§ What is expected: Turn each line of the entries below into a string in a single JSON list, one string per line, with blank lines omitted.

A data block

= = = = = = =

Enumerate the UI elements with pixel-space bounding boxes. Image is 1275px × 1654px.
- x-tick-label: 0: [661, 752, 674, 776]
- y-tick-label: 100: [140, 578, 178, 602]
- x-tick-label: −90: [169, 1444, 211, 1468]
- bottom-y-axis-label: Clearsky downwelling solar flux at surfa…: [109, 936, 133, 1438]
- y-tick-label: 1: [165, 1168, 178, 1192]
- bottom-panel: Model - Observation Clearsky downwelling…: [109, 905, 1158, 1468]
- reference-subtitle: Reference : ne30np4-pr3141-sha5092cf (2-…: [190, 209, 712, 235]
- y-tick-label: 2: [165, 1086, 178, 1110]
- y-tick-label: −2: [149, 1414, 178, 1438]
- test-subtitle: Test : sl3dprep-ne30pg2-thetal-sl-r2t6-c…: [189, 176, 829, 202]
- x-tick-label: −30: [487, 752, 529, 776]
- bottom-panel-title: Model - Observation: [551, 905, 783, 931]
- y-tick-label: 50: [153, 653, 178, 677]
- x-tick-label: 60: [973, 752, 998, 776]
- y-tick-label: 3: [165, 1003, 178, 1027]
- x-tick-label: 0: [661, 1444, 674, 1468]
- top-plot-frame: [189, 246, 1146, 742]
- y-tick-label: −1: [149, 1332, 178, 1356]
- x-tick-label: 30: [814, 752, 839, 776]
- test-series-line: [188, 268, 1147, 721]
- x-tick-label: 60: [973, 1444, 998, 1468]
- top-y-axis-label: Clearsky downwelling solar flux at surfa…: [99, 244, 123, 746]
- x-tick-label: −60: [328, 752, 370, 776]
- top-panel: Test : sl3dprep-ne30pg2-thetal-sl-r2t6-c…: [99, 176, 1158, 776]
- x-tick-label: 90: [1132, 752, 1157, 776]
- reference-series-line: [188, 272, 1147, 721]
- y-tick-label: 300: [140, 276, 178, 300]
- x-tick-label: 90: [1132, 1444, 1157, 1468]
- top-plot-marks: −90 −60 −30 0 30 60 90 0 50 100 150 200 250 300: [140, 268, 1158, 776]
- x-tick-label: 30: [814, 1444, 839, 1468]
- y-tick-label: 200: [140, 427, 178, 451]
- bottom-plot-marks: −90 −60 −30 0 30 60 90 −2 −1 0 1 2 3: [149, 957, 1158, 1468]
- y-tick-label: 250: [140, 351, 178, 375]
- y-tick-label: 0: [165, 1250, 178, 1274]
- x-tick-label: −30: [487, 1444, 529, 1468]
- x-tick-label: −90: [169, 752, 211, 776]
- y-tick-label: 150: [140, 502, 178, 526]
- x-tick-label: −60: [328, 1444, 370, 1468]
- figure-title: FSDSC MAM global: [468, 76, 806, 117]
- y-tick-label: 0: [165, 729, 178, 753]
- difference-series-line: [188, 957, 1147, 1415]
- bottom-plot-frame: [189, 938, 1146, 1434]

= = = = = = =

§ Solution for this exercise:
[
  "Enumerate the UI elements with pixel-space bounding boxes. Image is 1275px × 1654px.",
  "- x-tick-label: 0: [661, 752, 674, 776]",
  "- y-tick-label: 100: [140, 578, 178, 602]",
  "- x-tick-label: −90: [169, 1444, 211, 1468]",
  "- bottom-y-axis-label: Clearsky downwelling solar flux at surfa…: [109, 936, 133, 1438]",
  "- y-tick-label: 1: [165, 1168, 178, 1192]",
  "- bottom-panel: Model - Observation Clearsky downwelling…: [109, 905, 1158, 1468]",
  "- reference-subtitle: Reference : ne30np4-pr3141-sha5092cf (2-…: [190, 209, 712, 235]",
  "- y-tick-label: 2: [165, 1086, 178, 1110]",
  "- y-tick-label: −2: [149, 1414, 178, 1438]",
  "- test-subtitle: Test : sl3dprep-ne30pg2-thetal-sl-r2t6-c…: [189, 176, 829, 202]",
  "- x-tick-label: −30: [487, 752, 529, 776]",
  "- bottom-panel-title: Model - Observation: [551, 905, 783, 931]",
  "- y-tick-label: 50: [153, 653, 178, 677]",
  "- x-tick-label: 60: [973, 752, 998, 776]",
  "- y-tick-label: 3: [165, 1003, 178, 1027]",
  "- x-tick-label: 0: [661, 1444, 674, 1468]",
  "- top-plot-frame: [189, 246, 1146, 742]",
  "- y-tick-label: −1: [149, 1332, 178, 1356]",
  "- x-tick-label: 30: [814, 752, 839, 776]",
  "- test-series-line: [188, 268, 1147, 721]",
  "- x-tick-label: 60: [973, 1444, 998, 1468]",
  "- top-y-axis-label: Clearsky downwelling solar flux at surfa…: [99, 244, 123, 746]",
  "- x-tick-label: −60: [328, 752, 370, 776]",
  "- top-panel: Test : sl3dprep-ne30pg2-thetal-sl-r2t6-c…: [99, 176, 1158, 776]",
  "- x-tick-label: 90: [1132, 752, 1157, 776]",
  "- reference-series-line: [188, 272, 1147, 721]",
  "- y-tick-label: 300: [140, 276, 178, 300]",
  "- x-tick-label: 90: [1132, 1444, 1157, 1468]",
  "- top-plot-marks: −90 −60 −30 0 30 60 90 0 50 100 150 200 250 300: [140, 268, 1158, 776]",
  "- x-tick-label: 30: [814, 1444, 839, 1468]",
  "- y-tick-label: 200: [140, 427, 178, 451]",
  "- bottom-plot-marks: −90 −60 −30 0 30 60 90 −2 −1 0 1 2 3: [149, 957, 1158, 1468]",
  "- y-tick-label: 250: [140, 351, 178, 375]",
  "- y-tick-label: 0: [165, 1250, 178, 1274]",
  "- x-tick-label: −30: [487, 1444, 529, 1468]",
  "- x-tick-label: −90: [169, 752, 211, 776]",
  "- y-tick-label: 150: [140, 502, 178, 526]",
  "- x-tick-label: −60: [328, 1444, 370, 1468]",
  "- figure-title: FSDSC MAM global: [468, 76, 806, 117]",
  "- y-tick-label: 0: [165, 729, 178, 753]",
  "- difference-series-line: [188, 957, 1147, 1415]",
  "- bottom-plot-frame: [189, 938, 1146, 1434]"
]